+++ INFORMATION GIVEN +++

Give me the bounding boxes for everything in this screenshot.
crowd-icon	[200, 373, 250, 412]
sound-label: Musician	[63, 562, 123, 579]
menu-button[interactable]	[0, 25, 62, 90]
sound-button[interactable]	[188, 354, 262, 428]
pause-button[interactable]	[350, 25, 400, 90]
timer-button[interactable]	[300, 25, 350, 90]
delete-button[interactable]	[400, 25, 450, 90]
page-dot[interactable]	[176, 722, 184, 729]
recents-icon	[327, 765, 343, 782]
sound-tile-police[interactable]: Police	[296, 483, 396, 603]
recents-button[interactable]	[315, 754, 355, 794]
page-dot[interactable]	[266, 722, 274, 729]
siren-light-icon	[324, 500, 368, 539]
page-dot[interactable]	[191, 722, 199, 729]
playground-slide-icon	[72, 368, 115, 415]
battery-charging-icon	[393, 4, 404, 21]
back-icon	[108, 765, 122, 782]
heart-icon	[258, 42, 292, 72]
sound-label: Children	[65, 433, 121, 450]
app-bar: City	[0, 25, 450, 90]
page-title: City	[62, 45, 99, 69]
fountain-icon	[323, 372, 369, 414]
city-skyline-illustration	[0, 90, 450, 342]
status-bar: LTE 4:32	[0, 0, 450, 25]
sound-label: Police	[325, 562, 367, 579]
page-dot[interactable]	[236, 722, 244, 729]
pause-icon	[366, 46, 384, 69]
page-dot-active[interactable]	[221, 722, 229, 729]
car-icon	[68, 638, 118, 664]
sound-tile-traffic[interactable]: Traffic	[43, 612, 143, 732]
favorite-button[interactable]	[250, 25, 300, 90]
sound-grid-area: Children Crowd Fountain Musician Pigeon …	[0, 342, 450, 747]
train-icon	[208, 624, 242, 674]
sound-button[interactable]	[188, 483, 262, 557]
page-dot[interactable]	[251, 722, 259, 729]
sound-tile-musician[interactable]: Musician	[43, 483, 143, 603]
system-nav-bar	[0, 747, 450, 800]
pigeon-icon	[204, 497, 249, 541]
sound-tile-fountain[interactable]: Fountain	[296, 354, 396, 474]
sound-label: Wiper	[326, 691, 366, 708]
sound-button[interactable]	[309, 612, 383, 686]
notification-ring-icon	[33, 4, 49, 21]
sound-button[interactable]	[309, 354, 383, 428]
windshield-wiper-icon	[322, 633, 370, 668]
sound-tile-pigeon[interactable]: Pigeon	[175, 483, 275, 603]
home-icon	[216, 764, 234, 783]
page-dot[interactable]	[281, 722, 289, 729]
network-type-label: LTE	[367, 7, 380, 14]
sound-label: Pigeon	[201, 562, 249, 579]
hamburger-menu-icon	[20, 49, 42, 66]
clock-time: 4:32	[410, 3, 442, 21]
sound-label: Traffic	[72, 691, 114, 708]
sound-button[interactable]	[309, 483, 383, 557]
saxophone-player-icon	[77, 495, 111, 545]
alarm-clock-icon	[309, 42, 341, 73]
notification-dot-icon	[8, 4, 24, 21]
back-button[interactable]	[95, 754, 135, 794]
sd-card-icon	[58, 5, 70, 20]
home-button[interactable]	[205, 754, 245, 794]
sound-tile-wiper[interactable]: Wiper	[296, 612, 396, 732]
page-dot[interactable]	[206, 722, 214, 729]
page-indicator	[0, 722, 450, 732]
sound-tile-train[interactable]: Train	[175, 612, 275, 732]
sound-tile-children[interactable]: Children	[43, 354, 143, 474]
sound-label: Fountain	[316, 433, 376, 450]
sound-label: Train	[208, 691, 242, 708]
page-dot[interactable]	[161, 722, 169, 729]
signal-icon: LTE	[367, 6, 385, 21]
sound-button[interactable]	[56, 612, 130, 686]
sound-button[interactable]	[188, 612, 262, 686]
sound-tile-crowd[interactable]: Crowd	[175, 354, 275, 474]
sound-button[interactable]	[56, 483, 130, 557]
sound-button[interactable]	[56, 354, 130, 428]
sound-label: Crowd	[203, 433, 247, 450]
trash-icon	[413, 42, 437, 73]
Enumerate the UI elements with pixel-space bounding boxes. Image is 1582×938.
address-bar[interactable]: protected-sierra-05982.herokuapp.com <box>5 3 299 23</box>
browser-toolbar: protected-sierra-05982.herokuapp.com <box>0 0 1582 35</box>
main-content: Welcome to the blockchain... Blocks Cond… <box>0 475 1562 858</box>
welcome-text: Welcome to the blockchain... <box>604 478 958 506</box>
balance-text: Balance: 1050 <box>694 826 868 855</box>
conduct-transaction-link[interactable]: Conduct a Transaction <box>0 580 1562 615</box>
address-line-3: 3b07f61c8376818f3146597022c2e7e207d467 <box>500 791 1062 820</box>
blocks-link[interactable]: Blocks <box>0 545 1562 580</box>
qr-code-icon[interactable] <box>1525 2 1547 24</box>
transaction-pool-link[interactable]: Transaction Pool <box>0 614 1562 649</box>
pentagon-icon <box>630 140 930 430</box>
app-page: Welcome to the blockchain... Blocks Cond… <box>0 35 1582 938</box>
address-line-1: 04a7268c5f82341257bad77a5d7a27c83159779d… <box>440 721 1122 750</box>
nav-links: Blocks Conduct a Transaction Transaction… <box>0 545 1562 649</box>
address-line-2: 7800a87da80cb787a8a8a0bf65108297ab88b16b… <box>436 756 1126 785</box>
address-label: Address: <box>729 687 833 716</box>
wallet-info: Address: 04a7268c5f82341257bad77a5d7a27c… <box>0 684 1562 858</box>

+++

DIRECTION: Reproduce the material above verbatim, keeping every line in its original order.

TASK RESPONSE:
Give me the bounding boxes for everything in this screenshot.
crowd-icon	[200, 373, 250, 412]
sound-label: Musician	[63, 562, 123, 579]
menu-button[interactable]	[0, 25, 62, 90]
sound-button[interactable]	[188, 354, 262, 428]
pause-button[interactable]	[350, 25, 400, 90]
timer-button[interactable]	[300, 25, 350, 90]
delete-button[interactable]	[400, 25, 450, 90]
page-dot[interactable]	[176, 722, 184, 729]
recents-icon	[327, 765, 343, 782]
sound-tile-police[interactable]: Police	[296, 483, 396, 603]
recents-button[interactable]	[315, 754, 355, 794]
page-dot[interactable]	[266, 722, 274, 729]
siren-light-icon	[324, 500, 368, 539]
page-dot[interactable]	[191, 722, 199, 729]
playground-slide-icon	[72, 368, 115, 415]
battery-charging-icon	[393, 4, 404, 21]
back-icon	[108, 765, 122, 782]
heart-icon	[258, 42, 292, 72]
sound-label: Children	[65, 433, 121, 450]
app-bar: City	[0, 25, 450, 90]
page-title: City	[62, 45, 99, 69]
fountain-icon	[323, 372, 369, 414]
city-skyline-illustration	[0, 90, 450, 342]
status-bar: LTE 4:32	[0, 0, 450, 25]
sound-label: Police	[325, 562, 367, 579]
page-dot[interactable]	[236, 722, 244, 729]
pause-icon	[366, 46, 384, 69]
page-dot-active[interactable]	[221, 722, 229, 729]
car-icon	[68, 638, 118, 664]
sound-tile-traffic[interactable]: Traffic	[43, 612, 143, 732]
favorite-button[interactable]	[250, 25, 300, 90]
sound-grid-area: Children Crowd Fountain Musician Pigeon …	[0, 342, 450, 747]
train-icon	[208, 624, 242, 674]
sound-button[interactable]	[188, 483, 262, 557]
page-dot[interactable]	[251, 722, 259, 729]
sound-tile-musician[interactable]: Musician	[43, 483, 143, 603]
system-nav-bar	[0, 747, 450, 800]
pigeon-icon	[204, 497, 249, 541]
sound-tile-fountain[interactable]: Fountain	[296, 354, 396, 474]
sound-label: Wiper	[326, 691, 366, 708]
sound-button[interactable]	[309, 612, 383, 686]
notification-ring-icon	[33, 4, 49, 21]
sound-button[interactable]	[309, 354, 383, 428]
windshield-wiper-icon	[322, 633, 370, 668]
sound-tile-pigeon[interactable]: Pigeon	[175, 483, 275, 603]
home-icon	[216, 764, 234, 783]
page-dot[interactable]	[281, 722, 289, 729]
network-type-label: LTE	[367, 7, 380, 14]
sound-label: Pigeon	[201, 562, 249, 579]
hamburger-menu-icon	[20, 49, 42, 66]
clock-time: 4:32	[410, 3, 442, 21]
sound-label: Traffic	[72, 691, 114, 708]
sound-button[interactable]	[309, 483, 383, 557]
saxophone-player-icon	[77, 495, 111, 545]
alarm-clock-icon	[309, 42, 341, 73]
notification-dot-icon	[8, 4, 24, 21]
back-button[interactable]	[95, 754, 135, 794]
sd-card-icon	[58, 5, 70, 20]
home-button[interactable]	[205, 754, 245, 794]
sound-tile-wiper[interactable]: Wiper	[296, 612, 396, 732]
page-dot[interactable]	[206, 722, 214, 729]
page-indicator	[0, 722, 450, 732]
sound-tile-train[interactable]: Train	[175, 612, 275, 732]
sound-tile-children[interactable]: Children	[43, 354, 143, 474]
sound-label: Fountain	[316, 433, 376, 450]
sound-label: Train	[208, 691, 242, 708]
page-dot[interactable]	[161, 722, 169, 729]
signal-icon: LTE	[367, 6, 385, 21]
sound-button[interactable]	[56, 612, 130, 686]
sound-button[interactable]	[188, 612, 262, 686]
sound-tile-crowd[interactable]: Crowd	[175, 354, 275, 474]
sound-button[interactable]	[56, 483, 130, 557]
sound-button[interactable]	[56, 354, 130, 428]
sound-label: Crowd	[203, 433, 247, 450]
trash-icon	[413, 42, 437, 73]
Enumerate the UI elements with pixel-space bounding boxes. Image is 1582×938.
address-bar[interactable]: protected-sierra-05982.herokuapp.com <box>5 3 299 23</box>
browser-toolbar: protected-sierra-05982.herokuapp.com <box>0 0 1582 35</box>
main-content: Welcome to the blockchain... Blocks Cond… <box>0 475 1562 858</box>
welcome-text: Welcome to the blockchain... <box>604 478 958 506</box>
balance-text: Balance: 1050 <box>694 826 868 855</box>
conduct-transaction-link[interactable]: Conduct a Transaction <box>0 580 1562 615</box>
address-line-3: 3b07f61c8376818f3146597022c2e7e207d467 <box>500 791 1062 820</box>
blocks-link[interactable]: Blocks <box>0 545 1562 580</box>
qr-code-icon[interactable] <box>1525 2 1547 24</box>
transaction-pool-link[interactable]: Transaction Pool <box>0 614 1562 649</box>
pentagon-icon <box>630 140 930 430</box>
app-page: Welcome to the blockchain... Blocks Cond… <box>0 35 1582 938</box>
address-line-1: 04a7268c5f82341257bad77a5d7a27c83159779d… <box>440 721 1122 750</box>
nav-links: Blocks Conduct a Transaction Transaction… <box>0 545 1562 649</box>
address-line-2: 7800a87da80cb787a8a8a0bf65108297ab88b16b… <box>436 756 1126 785</box>
address-label: Address: <box>729 687 833 716</box>
wallet-info: Address: 04a7268c5f82341257bad77a5d7a27c… <box>0 684 1562 858</box>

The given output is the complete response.